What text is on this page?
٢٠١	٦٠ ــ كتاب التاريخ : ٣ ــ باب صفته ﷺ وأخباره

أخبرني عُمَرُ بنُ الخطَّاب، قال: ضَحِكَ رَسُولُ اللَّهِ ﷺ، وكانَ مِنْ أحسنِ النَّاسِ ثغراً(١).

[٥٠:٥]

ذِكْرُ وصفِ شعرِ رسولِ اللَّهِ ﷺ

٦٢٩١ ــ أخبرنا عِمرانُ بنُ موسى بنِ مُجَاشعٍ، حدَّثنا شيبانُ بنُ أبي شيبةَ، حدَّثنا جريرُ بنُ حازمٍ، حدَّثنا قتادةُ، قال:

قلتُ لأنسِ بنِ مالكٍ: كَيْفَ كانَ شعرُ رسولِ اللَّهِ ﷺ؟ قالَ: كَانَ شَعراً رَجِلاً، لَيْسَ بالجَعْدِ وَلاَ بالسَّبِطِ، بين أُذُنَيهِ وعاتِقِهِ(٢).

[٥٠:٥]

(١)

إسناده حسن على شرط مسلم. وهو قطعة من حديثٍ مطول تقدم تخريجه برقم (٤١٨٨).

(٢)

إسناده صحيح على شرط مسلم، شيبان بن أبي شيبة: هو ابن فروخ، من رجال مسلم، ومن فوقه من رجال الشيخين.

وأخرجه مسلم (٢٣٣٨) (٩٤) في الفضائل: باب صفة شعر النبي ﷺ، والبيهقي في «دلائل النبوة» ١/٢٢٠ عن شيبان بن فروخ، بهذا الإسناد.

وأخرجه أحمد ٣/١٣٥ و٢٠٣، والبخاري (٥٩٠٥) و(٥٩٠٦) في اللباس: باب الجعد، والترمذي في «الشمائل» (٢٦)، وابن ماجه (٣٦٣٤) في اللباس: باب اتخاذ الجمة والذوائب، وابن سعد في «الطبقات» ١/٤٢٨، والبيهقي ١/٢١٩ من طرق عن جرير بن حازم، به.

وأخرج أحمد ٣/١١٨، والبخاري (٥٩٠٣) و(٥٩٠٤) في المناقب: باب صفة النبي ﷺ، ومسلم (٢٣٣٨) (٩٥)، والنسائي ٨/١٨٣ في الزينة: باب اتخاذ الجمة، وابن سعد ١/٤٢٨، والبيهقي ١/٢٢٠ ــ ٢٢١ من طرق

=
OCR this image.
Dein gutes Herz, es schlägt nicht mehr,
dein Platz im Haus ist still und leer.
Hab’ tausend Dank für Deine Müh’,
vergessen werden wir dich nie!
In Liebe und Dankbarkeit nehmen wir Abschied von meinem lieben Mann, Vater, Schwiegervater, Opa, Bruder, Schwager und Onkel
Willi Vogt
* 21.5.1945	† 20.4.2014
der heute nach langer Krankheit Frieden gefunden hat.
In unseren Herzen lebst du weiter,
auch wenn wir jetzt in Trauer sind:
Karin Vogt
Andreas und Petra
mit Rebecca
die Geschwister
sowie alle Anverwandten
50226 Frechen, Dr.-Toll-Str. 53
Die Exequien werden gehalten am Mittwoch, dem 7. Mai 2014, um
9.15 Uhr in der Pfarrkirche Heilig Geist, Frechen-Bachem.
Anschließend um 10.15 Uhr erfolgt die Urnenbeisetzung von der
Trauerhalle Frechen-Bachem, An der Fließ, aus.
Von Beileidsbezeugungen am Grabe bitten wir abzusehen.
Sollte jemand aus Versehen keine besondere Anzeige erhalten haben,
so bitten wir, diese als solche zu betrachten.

= = =

Above are the records; retype them all without a single difference.

*RESPONSE BELOW*.
What text is on this page?
٢٠١	٦٠ ــ كتاب التاريخ : ٣ ــ باب صفته ﷺ وأخباره

أخبرني عُمَرُ بنُ الخطَّاب، قال: ضَحِكَ رَسُولُ اللَّهِ ﷺ، وكانَ مِنْ أحسنِ النَّاسِ ثغراً(١).

[٥٠:٥]

ذِكْرُ وصفِ شعرِ رسولِ اللَّهِ ﷺ

٦٢٩١ ــ أخبرنا عِمرانُ بنُ موسى بنِ مُجَاشعٍ، حدَّثنا شيبانُ بنُ أبي شيبةَ، حدَّثنا جريرُ بنُ حازمٍ، حدَّثنا قتادةُ، قال:

قلتُ لأنسِ بنِ مالكٍ: كَيْفَ كانَ شعرُ رسولِ اللَّهِ ﷺ؟ قالَ: كَانَ شَعراً رَجِلاً، لَيْسَ بالجَعْدِ وَلاَ بالسَّبِطِ، بين أُذُنَيهِ وعاتِقِهِ(٢).

[٥٠:٥]

(١)

إسناده حسن على شرط مسلم. وهو قطعة من حديثٍ مطول تقدم تخريجه برقم (٤١٨٨).

(٢)

إسناده صحيح على شرط مسلم، شيبان بن أبي شيبة: هو ابن فروخ، من رجال مسلم، ومن فوقه من رجال الشيخين.

وأخرجه مسلم (٢٣٣٨) (٩٤) في الفضائل: باب صفة شعر النبي ﷺ، والبيهقي في «دلائل النبوة» ١/٢٢٠ عن شيبان بن فروخ، بهذا الإسناد.

وأخرجه أحمد ٣/١٣٥ و٢٠٣، والبخاري (٥٩٠٥) و(٥٩٠٦) في اللباس: باب الجعد، والترمذي في «الشمائل» (٢٦)، وابن ماجه (٣٦٣٤) في اللباس: باب اتخاذ الجمة والذوائب، وابن سعد في «الطبقات» ١/٤٢٨، والبيهقي ١/٢١٩ من طرق عن جرير بن حازم، به.

وأخرج أحمد ٣/١١٨، والبخاري (٥٩٠٣) و(٥٩٠٤) في المناقب: باب صفة النبي ﷺ، ومسلم (٢٣٣٨) (٩٥)، والنسائي ٨/١٨٣ في الزينة: باب اتخاذ الجمة، وابن سعد ١/٤٢٨، والبيهقي ١/٢٢٠ ــ ٢٢١ من طرق

=
OCR this image.
Dein gutes Herz, es schlägt nicht mehr,
dein Platz im Haus ist still und leer.
Hab’ tausend Dank für Deine Müh’,
vergessen werden wir dich nie!
In Liebe und Dankbarkeit nehmen wir Abschied von meinem lieben Mann, Vater, Schwiegervater, Opa, Bruder, Schwager und Onkel
Willi Vogt
* 21.5.1945	† 20.4.2014
der heute nach langer Krankheit Frieden gefunden hat.
In unseren Herzen lebst du weiter,
auch wenn wir jetzt in Trauer sind:
Karin Vogt
Andreas und Petra
mit Rebecca
die Geschwister
sowie alle Anverwandten
50226 Frechen, Dr.-Toll-Str. 53
Die Exequien werden gehalten am Mittwoch, dem 7. Mai 2014, um
9.15 Uhr in der Pfarrkirche Heilig Geist, Frechen-Bachem.
Anschließend um 10.15 Uhr erfolgt die Urnenbeisetzung von der
Trauerhalle Frechen-Bachem, An der Fließ, aus.
Von Beileidsbezeugungen am Grabe bitten wir abzusehen.
Sollte jemand aus Versehen keine besondere Anzeige erhalten haben,
so bitten wir, diese als solche zu betrachten.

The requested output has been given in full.